Work to complete: From the entries below, copy every line holding the word "Концентрация".

Collected data

※ ※ ※

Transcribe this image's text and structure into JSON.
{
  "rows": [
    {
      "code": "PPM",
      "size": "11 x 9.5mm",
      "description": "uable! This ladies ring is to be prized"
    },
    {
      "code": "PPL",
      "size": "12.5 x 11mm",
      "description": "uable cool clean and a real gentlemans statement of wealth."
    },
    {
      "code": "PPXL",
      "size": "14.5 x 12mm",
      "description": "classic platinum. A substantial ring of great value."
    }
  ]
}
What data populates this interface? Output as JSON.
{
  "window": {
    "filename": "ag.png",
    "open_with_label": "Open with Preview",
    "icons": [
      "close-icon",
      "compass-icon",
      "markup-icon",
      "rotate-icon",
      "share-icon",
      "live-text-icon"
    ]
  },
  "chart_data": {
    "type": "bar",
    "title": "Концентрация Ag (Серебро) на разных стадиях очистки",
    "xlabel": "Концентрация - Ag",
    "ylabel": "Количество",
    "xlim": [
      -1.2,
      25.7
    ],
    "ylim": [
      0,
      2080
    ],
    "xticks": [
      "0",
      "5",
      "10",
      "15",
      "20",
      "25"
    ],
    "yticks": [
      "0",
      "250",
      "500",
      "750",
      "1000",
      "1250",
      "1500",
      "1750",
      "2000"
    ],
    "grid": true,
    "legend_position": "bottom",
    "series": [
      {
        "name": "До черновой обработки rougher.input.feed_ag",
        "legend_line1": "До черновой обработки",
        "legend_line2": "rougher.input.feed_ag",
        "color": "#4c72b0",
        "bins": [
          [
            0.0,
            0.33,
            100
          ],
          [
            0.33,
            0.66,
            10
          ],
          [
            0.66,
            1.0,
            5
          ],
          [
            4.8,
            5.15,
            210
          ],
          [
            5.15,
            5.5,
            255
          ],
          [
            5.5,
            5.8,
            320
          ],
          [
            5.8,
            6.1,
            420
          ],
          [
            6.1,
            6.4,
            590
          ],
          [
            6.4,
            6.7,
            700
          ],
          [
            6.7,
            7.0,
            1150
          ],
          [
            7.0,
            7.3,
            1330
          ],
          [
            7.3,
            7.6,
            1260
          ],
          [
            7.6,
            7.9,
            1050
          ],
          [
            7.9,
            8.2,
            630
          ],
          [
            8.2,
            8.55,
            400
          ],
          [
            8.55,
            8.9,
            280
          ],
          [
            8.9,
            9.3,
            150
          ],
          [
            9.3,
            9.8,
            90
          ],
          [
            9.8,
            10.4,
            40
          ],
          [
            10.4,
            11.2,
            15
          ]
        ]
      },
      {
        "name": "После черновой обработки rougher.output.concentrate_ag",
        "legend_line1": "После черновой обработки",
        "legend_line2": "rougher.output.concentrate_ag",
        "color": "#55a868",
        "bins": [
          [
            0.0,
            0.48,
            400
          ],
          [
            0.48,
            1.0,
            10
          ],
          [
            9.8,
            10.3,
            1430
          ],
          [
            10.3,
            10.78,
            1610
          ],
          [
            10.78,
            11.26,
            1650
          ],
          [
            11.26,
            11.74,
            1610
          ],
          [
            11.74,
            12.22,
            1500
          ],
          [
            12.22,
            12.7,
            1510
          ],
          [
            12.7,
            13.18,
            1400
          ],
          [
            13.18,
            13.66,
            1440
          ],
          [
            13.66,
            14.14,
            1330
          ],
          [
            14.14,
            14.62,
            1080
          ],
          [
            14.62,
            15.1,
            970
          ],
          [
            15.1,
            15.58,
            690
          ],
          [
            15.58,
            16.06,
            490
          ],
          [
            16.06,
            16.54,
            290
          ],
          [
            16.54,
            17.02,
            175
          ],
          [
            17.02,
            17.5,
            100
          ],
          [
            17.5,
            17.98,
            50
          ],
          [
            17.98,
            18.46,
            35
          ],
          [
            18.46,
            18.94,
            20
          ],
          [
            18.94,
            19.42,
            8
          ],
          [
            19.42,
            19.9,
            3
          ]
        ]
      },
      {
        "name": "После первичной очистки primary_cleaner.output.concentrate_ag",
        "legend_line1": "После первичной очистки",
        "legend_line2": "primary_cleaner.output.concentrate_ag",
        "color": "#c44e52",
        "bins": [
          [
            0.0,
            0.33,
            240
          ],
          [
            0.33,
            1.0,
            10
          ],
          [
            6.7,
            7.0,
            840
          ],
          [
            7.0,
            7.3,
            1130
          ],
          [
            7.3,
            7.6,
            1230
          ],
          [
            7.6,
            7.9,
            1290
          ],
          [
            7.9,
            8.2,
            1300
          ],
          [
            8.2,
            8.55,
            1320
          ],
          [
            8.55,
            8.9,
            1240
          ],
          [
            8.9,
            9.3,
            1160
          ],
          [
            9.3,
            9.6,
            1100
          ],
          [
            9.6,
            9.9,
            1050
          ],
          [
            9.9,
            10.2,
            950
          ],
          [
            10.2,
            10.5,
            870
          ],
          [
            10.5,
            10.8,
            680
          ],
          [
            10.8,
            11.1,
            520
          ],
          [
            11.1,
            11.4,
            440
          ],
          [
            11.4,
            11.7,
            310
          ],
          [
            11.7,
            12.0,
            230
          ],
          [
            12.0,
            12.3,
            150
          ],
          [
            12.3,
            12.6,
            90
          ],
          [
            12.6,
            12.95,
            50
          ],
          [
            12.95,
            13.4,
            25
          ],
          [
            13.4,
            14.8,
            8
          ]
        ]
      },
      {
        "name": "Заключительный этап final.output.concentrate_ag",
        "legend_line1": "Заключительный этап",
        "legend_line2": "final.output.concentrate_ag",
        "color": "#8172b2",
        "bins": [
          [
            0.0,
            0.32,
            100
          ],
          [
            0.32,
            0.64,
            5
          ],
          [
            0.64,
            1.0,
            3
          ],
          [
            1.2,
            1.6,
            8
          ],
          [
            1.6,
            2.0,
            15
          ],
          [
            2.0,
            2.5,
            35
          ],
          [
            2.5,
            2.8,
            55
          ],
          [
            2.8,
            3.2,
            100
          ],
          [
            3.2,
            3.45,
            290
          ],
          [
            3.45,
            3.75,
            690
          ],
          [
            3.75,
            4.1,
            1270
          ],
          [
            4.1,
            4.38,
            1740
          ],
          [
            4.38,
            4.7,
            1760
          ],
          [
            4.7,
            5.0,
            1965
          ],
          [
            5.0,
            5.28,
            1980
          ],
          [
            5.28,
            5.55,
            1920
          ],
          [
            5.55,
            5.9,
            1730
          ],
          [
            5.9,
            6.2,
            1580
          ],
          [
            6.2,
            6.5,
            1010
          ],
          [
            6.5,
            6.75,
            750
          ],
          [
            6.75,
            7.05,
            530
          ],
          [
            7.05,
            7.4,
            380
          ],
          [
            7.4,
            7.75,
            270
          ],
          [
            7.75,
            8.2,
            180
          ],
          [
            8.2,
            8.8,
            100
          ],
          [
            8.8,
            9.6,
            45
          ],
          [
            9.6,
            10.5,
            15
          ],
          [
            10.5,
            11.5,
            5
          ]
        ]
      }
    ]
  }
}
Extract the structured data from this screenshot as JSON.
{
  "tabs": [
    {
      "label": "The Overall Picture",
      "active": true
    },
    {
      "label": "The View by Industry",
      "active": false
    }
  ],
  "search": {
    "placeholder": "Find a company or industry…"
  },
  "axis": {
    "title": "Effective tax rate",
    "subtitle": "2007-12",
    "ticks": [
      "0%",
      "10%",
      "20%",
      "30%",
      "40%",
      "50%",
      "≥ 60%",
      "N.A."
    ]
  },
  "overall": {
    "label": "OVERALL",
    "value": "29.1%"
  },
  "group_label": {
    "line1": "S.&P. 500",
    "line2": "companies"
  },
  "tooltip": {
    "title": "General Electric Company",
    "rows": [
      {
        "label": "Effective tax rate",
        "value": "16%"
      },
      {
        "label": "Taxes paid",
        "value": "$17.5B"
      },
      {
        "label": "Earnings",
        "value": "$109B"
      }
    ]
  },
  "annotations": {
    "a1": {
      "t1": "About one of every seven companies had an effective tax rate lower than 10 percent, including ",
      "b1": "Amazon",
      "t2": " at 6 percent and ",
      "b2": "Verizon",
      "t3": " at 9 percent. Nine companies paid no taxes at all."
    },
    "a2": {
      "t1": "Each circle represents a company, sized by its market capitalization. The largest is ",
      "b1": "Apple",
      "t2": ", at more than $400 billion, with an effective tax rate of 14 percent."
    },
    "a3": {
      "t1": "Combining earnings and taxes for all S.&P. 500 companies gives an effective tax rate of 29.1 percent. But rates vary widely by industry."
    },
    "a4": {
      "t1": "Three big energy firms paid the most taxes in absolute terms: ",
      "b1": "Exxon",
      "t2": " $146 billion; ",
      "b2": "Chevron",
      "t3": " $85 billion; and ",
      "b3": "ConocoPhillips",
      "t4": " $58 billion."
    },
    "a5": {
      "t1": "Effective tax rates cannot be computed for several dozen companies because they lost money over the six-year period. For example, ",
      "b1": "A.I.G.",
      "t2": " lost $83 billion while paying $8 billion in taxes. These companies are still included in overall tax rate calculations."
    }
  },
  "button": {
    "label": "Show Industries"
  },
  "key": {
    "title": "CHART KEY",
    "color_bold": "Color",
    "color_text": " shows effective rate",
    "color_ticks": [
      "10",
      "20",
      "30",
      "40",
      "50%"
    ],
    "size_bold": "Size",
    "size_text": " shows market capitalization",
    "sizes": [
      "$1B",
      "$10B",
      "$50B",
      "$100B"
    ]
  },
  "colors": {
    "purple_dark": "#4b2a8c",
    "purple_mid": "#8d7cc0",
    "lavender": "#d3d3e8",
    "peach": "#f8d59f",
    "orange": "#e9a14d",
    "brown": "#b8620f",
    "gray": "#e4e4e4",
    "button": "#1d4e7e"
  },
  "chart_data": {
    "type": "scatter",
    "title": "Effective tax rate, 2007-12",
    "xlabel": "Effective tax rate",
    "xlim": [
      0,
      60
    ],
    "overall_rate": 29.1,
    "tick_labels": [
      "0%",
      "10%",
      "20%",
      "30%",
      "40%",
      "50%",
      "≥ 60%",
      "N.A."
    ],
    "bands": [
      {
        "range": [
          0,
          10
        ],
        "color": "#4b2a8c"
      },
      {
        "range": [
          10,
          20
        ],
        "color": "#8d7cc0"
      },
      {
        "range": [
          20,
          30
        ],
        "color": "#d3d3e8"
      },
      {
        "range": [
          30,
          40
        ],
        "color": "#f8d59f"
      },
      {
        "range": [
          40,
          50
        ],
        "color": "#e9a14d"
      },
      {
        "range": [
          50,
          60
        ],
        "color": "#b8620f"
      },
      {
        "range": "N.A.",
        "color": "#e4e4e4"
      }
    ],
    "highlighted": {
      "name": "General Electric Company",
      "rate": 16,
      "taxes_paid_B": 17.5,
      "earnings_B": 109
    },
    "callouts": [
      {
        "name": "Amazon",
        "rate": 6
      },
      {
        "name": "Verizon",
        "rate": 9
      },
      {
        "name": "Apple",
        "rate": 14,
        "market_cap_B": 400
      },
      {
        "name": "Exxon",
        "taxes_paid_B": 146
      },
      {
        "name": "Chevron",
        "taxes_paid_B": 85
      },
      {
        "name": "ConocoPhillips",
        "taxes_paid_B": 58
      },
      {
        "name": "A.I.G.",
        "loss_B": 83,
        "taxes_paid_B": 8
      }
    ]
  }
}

※ ※ ※

Result below:
    "title": "Концентрация Ag (Серебро) на разных стадиях очистки",
    "xlabel": "Концентрация - Ag",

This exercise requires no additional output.